Objective: Present each line of the entries below that holds the word "document".

Recorded data:
(begin)
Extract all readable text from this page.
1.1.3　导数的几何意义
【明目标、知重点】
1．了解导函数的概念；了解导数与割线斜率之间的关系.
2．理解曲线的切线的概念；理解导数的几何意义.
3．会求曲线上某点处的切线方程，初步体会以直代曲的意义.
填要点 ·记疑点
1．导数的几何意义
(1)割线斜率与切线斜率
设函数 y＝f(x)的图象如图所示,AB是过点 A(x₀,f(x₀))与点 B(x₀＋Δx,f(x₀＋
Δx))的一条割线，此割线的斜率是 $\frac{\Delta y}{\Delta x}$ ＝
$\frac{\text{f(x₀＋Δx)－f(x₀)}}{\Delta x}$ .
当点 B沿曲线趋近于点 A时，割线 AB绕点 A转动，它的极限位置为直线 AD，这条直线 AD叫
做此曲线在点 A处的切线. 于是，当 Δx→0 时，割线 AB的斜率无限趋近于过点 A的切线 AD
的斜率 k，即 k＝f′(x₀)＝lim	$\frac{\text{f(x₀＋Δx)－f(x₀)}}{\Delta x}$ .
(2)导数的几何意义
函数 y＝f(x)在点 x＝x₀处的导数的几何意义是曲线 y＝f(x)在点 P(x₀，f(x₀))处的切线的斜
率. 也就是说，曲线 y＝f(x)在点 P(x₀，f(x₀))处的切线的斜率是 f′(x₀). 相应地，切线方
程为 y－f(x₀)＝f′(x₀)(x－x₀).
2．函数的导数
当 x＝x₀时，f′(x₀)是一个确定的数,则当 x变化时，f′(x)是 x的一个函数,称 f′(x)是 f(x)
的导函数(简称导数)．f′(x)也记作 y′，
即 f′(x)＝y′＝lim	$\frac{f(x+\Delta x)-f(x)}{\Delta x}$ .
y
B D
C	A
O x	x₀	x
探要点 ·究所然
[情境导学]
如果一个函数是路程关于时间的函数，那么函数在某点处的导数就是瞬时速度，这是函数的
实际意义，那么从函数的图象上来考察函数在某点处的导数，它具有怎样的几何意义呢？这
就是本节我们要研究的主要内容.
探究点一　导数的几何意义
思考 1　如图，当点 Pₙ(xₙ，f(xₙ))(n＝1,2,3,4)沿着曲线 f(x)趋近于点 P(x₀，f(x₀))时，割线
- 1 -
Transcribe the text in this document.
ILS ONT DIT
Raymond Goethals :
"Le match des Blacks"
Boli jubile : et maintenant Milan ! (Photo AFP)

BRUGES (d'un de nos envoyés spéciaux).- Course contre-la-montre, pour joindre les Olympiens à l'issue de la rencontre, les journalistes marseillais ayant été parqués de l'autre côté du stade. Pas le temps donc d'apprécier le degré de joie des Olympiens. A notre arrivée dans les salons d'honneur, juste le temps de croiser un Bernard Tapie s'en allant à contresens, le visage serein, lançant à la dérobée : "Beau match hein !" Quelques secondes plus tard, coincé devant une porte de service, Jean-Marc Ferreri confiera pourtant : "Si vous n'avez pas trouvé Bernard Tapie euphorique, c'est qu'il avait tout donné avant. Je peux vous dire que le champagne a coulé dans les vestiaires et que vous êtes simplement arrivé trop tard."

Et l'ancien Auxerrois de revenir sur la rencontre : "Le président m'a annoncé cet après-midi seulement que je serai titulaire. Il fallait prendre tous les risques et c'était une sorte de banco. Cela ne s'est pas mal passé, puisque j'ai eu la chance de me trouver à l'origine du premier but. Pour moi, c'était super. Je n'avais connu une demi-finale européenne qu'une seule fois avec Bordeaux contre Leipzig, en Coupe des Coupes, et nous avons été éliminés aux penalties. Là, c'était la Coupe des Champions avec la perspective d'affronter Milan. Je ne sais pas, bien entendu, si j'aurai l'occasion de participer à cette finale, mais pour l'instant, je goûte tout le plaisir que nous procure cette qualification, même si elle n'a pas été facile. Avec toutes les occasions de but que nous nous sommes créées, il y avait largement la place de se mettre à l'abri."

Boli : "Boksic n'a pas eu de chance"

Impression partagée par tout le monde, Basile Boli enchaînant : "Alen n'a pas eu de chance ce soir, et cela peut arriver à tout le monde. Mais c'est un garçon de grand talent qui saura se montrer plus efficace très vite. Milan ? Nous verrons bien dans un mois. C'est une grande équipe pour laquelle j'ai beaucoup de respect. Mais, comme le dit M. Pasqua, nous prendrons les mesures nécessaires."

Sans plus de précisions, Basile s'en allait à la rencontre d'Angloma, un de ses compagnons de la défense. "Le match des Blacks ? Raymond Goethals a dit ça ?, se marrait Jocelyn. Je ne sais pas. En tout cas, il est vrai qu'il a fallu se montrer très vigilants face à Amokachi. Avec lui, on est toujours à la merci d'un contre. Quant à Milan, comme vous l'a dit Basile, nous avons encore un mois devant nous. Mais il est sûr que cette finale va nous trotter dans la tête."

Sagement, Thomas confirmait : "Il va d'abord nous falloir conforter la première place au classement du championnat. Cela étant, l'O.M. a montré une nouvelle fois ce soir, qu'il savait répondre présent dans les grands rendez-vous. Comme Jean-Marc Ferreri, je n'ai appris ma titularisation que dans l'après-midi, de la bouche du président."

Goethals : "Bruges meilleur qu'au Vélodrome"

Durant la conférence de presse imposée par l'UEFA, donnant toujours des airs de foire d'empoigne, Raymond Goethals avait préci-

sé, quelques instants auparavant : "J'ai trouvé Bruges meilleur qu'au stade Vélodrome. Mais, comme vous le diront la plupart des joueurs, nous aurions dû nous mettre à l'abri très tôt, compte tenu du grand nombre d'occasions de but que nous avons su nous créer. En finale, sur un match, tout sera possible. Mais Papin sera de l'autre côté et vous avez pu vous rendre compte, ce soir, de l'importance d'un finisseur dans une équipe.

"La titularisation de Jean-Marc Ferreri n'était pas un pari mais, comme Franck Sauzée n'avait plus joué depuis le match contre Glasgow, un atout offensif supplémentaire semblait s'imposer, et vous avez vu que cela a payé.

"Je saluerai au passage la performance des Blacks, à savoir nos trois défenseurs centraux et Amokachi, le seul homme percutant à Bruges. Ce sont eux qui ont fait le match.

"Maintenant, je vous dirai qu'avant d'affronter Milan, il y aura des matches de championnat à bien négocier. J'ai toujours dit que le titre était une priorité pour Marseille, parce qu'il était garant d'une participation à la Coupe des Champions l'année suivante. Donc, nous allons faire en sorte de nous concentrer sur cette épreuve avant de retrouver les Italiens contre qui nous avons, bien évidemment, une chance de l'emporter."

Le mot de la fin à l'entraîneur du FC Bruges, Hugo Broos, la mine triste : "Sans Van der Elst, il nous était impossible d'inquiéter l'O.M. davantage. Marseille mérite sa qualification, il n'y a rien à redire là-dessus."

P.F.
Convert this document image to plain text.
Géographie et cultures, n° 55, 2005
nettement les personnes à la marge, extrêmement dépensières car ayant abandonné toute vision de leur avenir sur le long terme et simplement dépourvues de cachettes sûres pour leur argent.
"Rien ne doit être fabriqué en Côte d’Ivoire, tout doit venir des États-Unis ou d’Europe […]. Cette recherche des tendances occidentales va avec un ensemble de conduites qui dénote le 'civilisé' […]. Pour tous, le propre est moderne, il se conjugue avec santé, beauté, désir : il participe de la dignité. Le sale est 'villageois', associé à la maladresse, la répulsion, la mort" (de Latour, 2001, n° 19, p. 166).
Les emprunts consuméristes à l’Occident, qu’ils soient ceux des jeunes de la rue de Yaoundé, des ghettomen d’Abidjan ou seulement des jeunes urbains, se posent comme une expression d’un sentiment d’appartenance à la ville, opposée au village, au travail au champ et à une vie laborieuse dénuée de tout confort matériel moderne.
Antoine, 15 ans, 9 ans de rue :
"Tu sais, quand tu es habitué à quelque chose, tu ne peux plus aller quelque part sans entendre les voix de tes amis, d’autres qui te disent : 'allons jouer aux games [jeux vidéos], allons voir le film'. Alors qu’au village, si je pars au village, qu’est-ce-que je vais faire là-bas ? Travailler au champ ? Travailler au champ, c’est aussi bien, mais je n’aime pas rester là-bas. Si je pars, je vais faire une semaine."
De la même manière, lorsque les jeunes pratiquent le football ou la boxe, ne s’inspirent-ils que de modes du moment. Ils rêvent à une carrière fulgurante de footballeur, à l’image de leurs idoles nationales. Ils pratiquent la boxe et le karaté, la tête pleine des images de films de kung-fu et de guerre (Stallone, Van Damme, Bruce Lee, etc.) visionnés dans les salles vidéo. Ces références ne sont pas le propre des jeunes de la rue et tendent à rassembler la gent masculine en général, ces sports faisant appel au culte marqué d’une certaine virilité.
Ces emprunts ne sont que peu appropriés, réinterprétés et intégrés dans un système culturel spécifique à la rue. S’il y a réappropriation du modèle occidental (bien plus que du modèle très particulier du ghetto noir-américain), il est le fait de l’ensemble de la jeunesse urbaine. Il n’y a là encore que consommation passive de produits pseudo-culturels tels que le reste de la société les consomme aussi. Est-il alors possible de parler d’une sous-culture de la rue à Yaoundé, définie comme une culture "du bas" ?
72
(end)
Answer for the task:
Transcribe the text in this document.
Convert this document image to plain text.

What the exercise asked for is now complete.